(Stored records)
==*==
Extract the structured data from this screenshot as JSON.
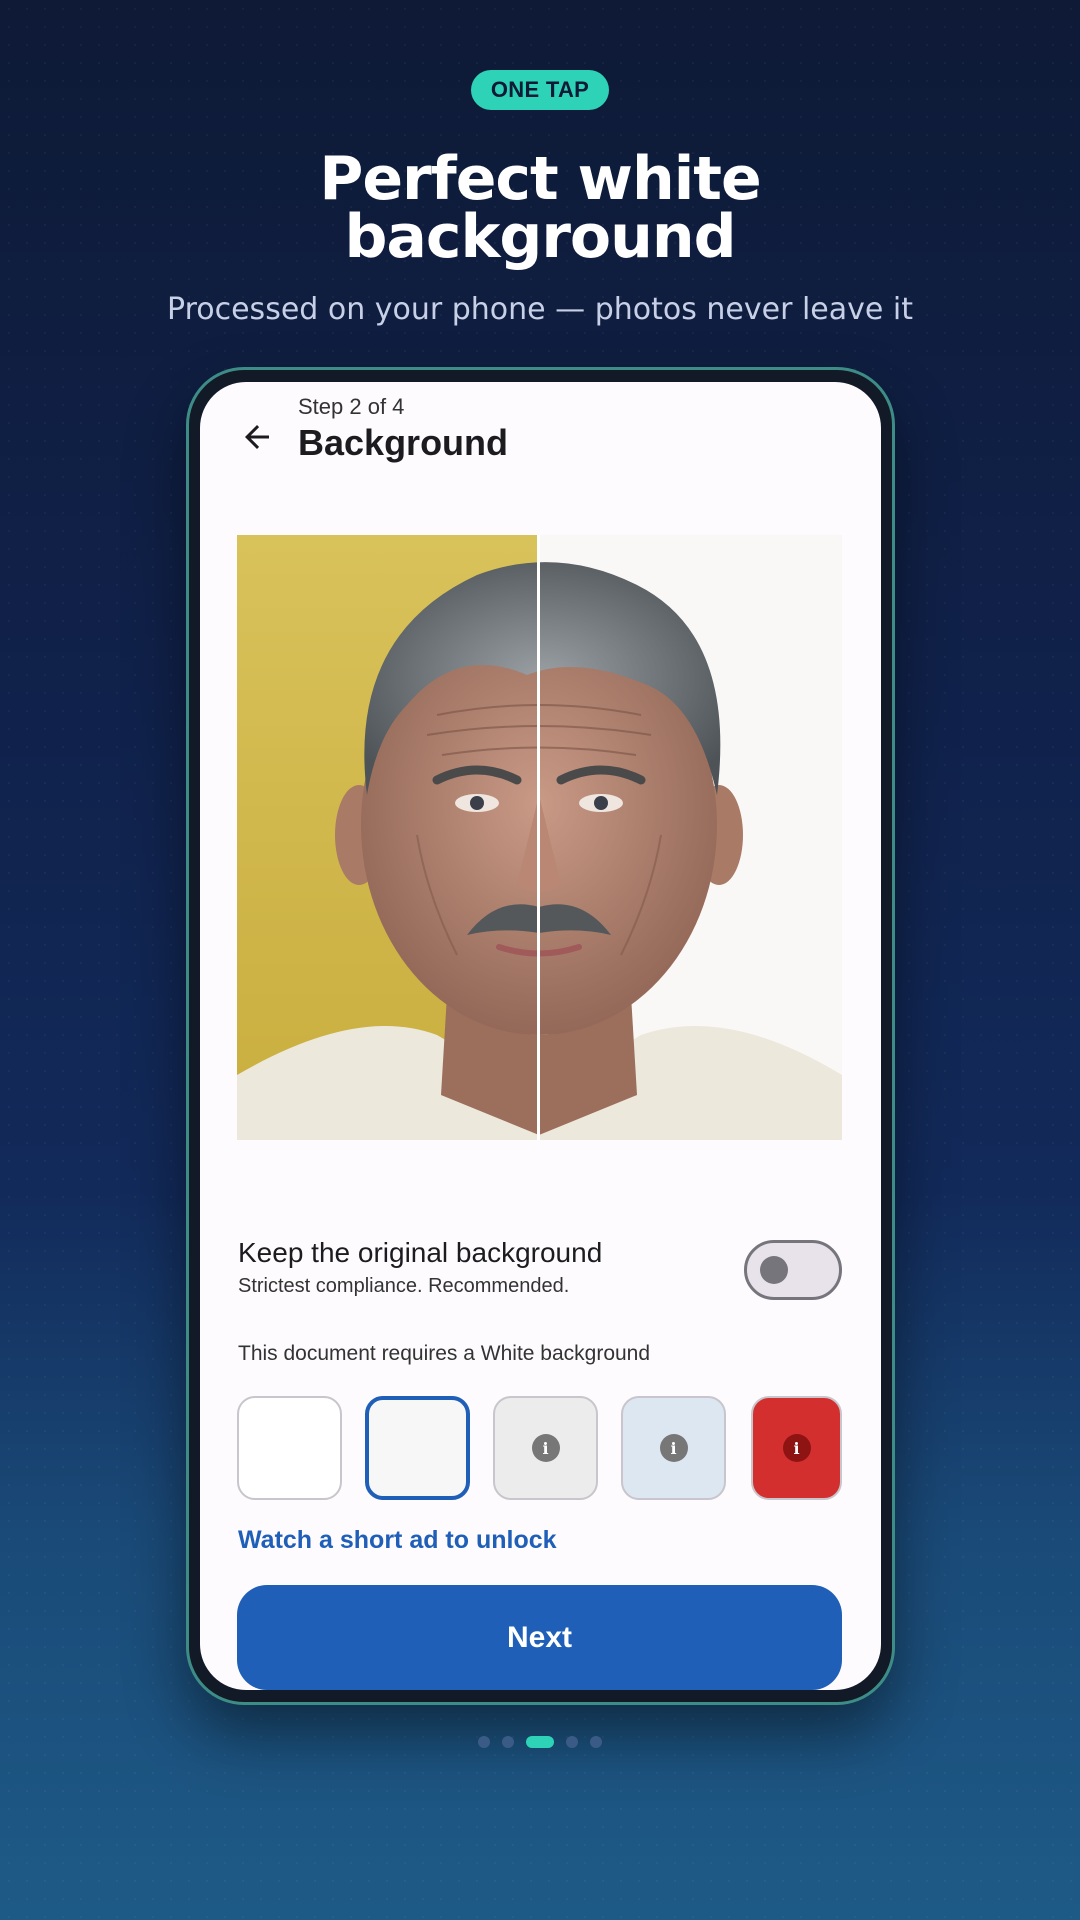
{
  "banner": {
    "badge": "ONE TAP",
    "headline_line1": "Perfect white",
    "headline_line2": "background",
    "subline": "Processed on your phone — photos never leave it"
  },
  "screen": {
    "step": "Step 2 of 4",
    "title": "Background",
    "keep_original": {
      "title": "Keep the original background",
      "subtitle": "Strictest compliance. Recommended.",
      "enabled": false
    },
    "requirement_text": "This document requires a White background",
    "swatches": [
      {
        "name": "white",
        "color": "#ffffff",
        "locked": false,
        "selected": false
      },
      {
        "name": "off-white",
        "color": "#f8f7f8",
        "locked": false,
        "selected": true
      },
      {
        "name": "light-gray",
        "color": "#ececec",
        "locked": true,
        "selected": false
      },
      {
        "name": "light-blue",
        "color": "#dce7f2",
        "locked": true,
        "selected": false
      },
      {
        "name": "red",
        "color": "#d32f2f",
        "locked": true,
        "selected": false
      }
    ],
    "unlock_link": "Watch a short ad to unlock",
    "next_button": "Next"
  },
  "pager": {
    "count": 5,
    "active": 2
  },
  "colors": {
    "accent": "#2ed3b7",
    "primary": "#1f5fb8"
  },
  "icons": {
    "back": "arrow-left-icon",
    "info": "info-icon"
  }
}
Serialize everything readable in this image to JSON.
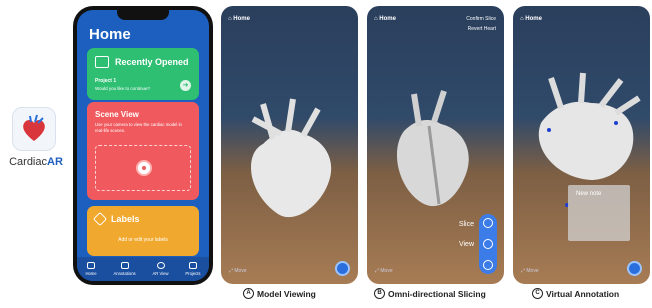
{
  "app": {
    "name_prefix": "Cardiac",
    "name_suffix": "AR",
    "icon": "heart-app-icon"
  },
  "phone": {
    "title": "Home",
    "recently_opened": {
      "label": "Recently Opened",
      "project": "Project 1",
      "prompt": "Would you like to continue?"
    },
    "scene_view": {
      "label": "Scene View",
      "description": "Use your camera to view the cardiac model in real-life scenes."
    },
    "labels": {
      "label": "Labels",
      "description": "Add or edit your labels"
    },
    "tabs": [
      "Home",
      "Annotations",
      "AR View",
      "Projects"
    ]
  },
  "views": {
    "v1": {
      "home": "Home",
      "move": "Move"
    },
    "v2": {
      "home": "Home",
      "confirm": "Confirm Slice",
      "revert": "Revert Heart",
      "slice": "Slice",
      "view": "View",
      "move": "Move"
    },
    "v3": {
      "home": "Home",
      "note": "New note",
      "move": "Move"
    }
  },
  "captions": [
    {
      "letter": "A",
      "text": "Model Viewing"
    },
    {
      "letter": "B",
      "text": "Omni-directional Slicing"
    },
    {
      "letter": "C",
      "text": "Virtual Annotation"
    }
  ],
  "colors": {
    "brand_blue": "#1c5fbf",
    "green": "#2fbf73",
    "red": "#f05a5e",
    "orange": "#f0a92e"
  }
}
==*==
▶ [What the exercise asks] Apart from the pictures, the entries above are to be repeated in full and exactly.

▶ [Reply to the task]
Extract the structured data from this screenshot as JSON.
{
  "banner": {
    "badge": "ONE TAP",
    "headline_line1": "Perfect white",
    "headline_line2": "background",
    "subline": "Processed on your phone — photos never leave it"
  },
  "screen": {
    "step": "Step 2 of 4",
    "title": "Background",
    "keep_original": {
      "title": "Keep the original background",
      "subtitle": "Strictest compliance. Recommended.",
      "enabled": false
    },
    "requirement_text": "This document requires a White background",
    "swatches": [
      {
        "name": "white",
        "color": "#ffffff",
        "locked": false,
        "selected": false
      },
      {
        "name": "off-white",
        "color": "#f8f7f8",
        "locked": false,
        "selected": true
      },
      {
        "name": "light-gray",
        "color": "#ececec",
        "locked": true,
        "selected": false
      },
      {
        "name": "light-blue",
        "color": "#dce7f2",
        "locked": true,
        "selected": false
      },
      {
        "name": "red",
        "color": "#d32f2f",
        "locked": true,
        "selected": false
      }
    ],
    "unlock_link": "Watch a short ad to unlock",
    "next_button": "Next"
  },
  "pager": {
    "count": 5,
    "active": 2
  },
  "colors": {
    "accent": "#2ed3b7",
    "primary": "#1f5fb8"
  },
  "icons": {
    "back": "arrow-left-icon",
    "info": "info-icon"
  }
}
Serialize everything readable in this image to JSON.
{
  "app": {
    "name_prefix": "Cardiac",
    "name_suffix": "AR",
    "icon": "heart-app-icon"
  },
  "phone": {
    "title": "Home",
    "recently_opened": {
      "label": "Recently Opened",
      "project": "Project 1",
      "prompt": "Would you like to continue?"
    },
    "scene_view": {
      "label": "Scene View",
      "description": "Use your camera to view the cardiac model in real-life scenes."
    },
    "labels": {
      "label": "Labels",
      "description": "Add or edit your labels"
    },
    "tabs": [
      "Home",
      "Annotations",
      "AR View",
      "Projects"
    ]
  },
  "views": {
    "v1": {
      "home": "Home",
      "move": "Move"
    },
    "v2": {
      "home": "Home",
      "confirm": "Confirm Slice",
      "revert": "Revert Heart",
      "slice": "Slice",
      "view": "View",
      "move": "Move"
    },
    "v3": {
      "home": "Home",
      "note": "New note",
      "move": "Move"
    }
  },
  "captions": [
    {
      "letter": "A",
      "text": "Model Viewing"
    },
    {
      "letter": "B",
      "text": "Omni-directional Slicing"
    },
    {
      "letter": "C",
      "text": "Virtual Annotation"
    }
  ],
  "colors": {
    "brand_blue": "#1c5fbf",
    "green": "#2fbf73",
    "red": "#f05a5e",
    "orange": "#f0a92e"
  }
}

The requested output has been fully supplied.